Una recente analisi di decenni di osservazioni ha portato alla luce un’interessante scoperta: Urano emette più calore di quanto ne riceva dal Sole. Questa conclusione è stata raggiunta da due gruppi indipendenti di scienziati, risolvendo un enigma che risale al passaggio della Voyager 2 nel 1986. All’epoca, le osservazioni suggerivano che Urano non emettesse calore in eccesso, un’anomalia rispetto agli altri pianeti giganti del Sistema Solare.
Un team guidato dal planetologo Xinyue Wang, ex dell’Università di Houston e ora all’Università del Michigan, ha scoperto che Urano emette circa il 12,5% di calore in più rispetto a quanto riceve dal Sole. Questi risultati sono in linea con le scoperte di un altro team, guidato dal fisico planetario Patrick Irwin dell’Università di Oxford, pubblicate su arXiv all’inizio di quest’anno.
Per la prima volta, gli scienziati hanno rilevato raggi X provenienti da Urano, un passo avanti significativo nella comprensione del pianeta. “Questo significa che Urano sta ancora lentamente perdendo il calore residuo della sua storia primordiale”, spiega Wang. “È un pezzo chiave del puzzle che ci aiuta a comprendere le sue origini e la sua evoluzione nel tempo”.
Da un punto di vista scientifico, questo studio offre una comprensione più approfondita di Urano e degli altri pianeti giganti. Le nuove scoperte non solo risolvono un mistero di lunga data, ma aprono anche nuove strade per la ricerca futura, migliorando la nostra conoscenza del Sistema Solare.

[Voci del dataset]

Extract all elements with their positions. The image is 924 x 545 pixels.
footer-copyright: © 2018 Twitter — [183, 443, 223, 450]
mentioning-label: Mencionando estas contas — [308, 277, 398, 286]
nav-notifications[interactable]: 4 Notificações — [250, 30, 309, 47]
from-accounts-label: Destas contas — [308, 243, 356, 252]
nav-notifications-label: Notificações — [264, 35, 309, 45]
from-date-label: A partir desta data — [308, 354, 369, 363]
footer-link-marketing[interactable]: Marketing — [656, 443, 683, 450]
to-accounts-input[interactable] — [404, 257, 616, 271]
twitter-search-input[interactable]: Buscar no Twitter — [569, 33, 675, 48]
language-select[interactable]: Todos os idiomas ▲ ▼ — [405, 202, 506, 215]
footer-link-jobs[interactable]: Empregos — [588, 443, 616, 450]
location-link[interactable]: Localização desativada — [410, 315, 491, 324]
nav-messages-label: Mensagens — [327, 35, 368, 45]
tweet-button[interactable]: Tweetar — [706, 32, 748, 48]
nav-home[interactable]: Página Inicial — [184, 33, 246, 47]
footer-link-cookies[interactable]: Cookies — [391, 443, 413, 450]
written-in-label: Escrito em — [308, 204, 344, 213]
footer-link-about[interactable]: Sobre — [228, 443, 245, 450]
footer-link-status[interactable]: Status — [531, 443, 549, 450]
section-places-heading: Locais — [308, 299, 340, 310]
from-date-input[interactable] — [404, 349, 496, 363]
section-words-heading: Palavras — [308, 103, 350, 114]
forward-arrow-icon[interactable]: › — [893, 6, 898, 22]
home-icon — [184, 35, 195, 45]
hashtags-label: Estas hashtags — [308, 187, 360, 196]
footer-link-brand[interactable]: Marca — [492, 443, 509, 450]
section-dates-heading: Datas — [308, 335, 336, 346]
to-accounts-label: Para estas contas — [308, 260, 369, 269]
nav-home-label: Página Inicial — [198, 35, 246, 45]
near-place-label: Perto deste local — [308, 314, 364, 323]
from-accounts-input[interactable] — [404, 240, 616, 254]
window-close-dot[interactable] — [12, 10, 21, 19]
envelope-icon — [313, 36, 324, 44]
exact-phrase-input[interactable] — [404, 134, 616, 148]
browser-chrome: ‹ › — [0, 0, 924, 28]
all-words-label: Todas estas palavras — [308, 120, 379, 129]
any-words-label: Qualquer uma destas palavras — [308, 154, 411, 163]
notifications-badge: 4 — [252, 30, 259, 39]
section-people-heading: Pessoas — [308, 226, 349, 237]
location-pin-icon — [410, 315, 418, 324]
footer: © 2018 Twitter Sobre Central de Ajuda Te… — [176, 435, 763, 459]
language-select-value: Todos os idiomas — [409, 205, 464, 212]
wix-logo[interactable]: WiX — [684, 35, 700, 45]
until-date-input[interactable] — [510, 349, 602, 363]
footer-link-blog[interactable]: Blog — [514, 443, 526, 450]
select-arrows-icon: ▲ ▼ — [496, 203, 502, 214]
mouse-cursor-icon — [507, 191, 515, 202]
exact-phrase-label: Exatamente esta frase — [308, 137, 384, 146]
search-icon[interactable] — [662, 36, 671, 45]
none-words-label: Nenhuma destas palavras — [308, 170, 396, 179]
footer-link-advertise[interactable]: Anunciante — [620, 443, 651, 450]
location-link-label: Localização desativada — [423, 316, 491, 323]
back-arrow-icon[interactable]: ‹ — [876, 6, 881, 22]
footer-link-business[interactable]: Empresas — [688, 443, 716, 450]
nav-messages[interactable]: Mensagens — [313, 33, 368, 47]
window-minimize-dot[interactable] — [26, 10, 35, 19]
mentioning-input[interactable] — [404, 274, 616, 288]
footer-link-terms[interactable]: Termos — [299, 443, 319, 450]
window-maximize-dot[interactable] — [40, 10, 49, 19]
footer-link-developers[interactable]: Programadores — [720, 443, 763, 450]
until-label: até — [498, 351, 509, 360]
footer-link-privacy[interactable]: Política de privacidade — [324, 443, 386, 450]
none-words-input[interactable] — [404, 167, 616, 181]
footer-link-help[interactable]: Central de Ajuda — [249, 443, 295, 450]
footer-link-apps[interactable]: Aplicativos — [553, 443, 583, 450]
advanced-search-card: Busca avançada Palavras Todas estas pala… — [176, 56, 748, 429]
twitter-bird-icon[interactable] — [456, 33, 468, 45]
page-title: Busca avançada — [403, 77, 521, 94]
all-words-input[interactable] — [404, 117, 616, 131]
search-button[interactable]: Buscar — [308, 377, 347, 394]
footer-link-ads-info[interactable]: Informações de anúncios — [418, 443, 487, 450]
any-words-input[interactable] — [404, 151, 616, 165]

Cosa fare: Trascrivi il testo su Urano a partire dalle parole che contengono "Da un punto" e fermati dopo "conoscenza del Sistema Solare.". Le voci sono tratte da un'altra fonte.

Soluzione:
Da un punto di vista scientifico, questo studio offre una comprensione più approfondita di Urano e degli altri pianeti giganti. Le nuove scoperte non solo risolvono un mistero di lunga data, ma aprono anche nuove strade per la ricerca futura, migliorando la nostra conoscenza del Sistema Solare.